- _REQUEST_: Identify each line containing the word "style" and copy it.

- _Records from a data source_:
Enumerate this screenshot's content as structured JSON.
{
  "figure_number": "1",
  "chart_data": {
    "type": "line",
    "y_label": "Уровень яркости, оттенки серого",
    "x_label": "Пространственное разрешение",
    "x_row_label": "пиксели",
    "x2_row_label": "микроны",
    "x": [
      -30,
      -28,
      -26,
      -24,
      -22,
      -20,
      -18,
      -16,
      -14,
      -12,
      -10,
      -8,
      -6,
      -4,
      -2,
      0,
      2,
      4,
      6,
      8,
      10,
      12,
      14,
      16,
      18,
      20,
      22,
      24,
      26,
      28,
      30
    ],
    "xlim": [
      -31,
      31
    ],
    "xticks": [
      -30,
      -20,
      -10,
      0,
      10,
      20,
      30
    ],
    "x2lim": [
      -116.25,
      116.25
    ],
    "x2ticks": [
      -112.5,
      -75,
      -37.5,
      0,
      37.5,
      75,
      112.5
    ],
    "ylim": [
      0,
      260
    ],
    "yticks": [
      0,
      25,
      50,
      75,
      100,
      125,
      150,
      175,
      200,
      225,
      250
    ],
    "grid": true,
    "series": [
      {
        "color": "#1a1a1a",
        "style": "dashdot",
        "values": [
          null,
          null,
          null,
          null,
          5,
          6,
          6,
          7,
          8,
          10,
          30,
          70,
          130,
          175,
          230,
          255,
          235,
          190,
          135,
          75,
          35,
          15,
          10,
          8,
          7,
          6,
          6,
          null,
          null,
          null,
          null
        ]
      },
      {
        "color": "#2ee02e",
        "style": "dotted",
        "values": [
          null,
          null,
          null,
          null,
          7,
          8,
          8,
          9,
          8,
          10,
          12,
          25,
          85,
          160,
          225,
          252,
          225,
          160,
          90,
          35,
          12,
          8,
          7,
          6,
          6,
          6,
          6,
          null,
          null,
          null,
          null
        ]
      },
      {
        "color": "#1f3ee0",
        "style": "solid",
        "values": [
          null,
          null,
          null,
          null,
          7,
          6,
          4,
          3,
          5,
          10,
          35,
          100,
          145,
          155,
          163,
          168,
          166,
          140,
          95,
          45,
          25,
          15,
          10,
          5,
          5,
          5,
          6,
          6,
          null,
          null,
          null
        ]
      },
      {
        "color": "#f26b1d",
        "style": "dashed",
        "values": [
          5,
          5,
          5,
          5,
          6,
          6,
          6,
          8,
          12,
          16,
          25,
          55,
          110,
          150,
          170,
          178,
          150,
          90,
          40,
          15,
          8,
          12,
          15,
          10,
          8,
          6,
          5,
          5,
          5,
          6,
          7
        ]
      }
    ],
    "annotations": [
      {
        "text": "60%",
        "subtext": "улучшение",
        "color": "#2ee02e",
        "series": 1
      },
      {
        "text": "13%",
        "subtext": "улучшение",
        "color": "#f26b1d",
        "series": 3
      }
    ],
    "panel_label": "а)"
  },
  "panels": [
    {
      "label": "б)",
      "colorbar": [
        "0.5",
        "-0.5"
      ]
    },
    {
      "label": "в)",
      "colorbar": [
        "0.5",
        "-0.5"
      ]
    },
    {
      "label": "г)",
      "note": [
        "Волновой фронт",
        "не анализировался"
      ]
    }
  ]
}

- _EXERCISE OUTPUT_:
        "style": "dashdot",
        "style": "dotted",
        "style": "solid",
        "style": "dashed",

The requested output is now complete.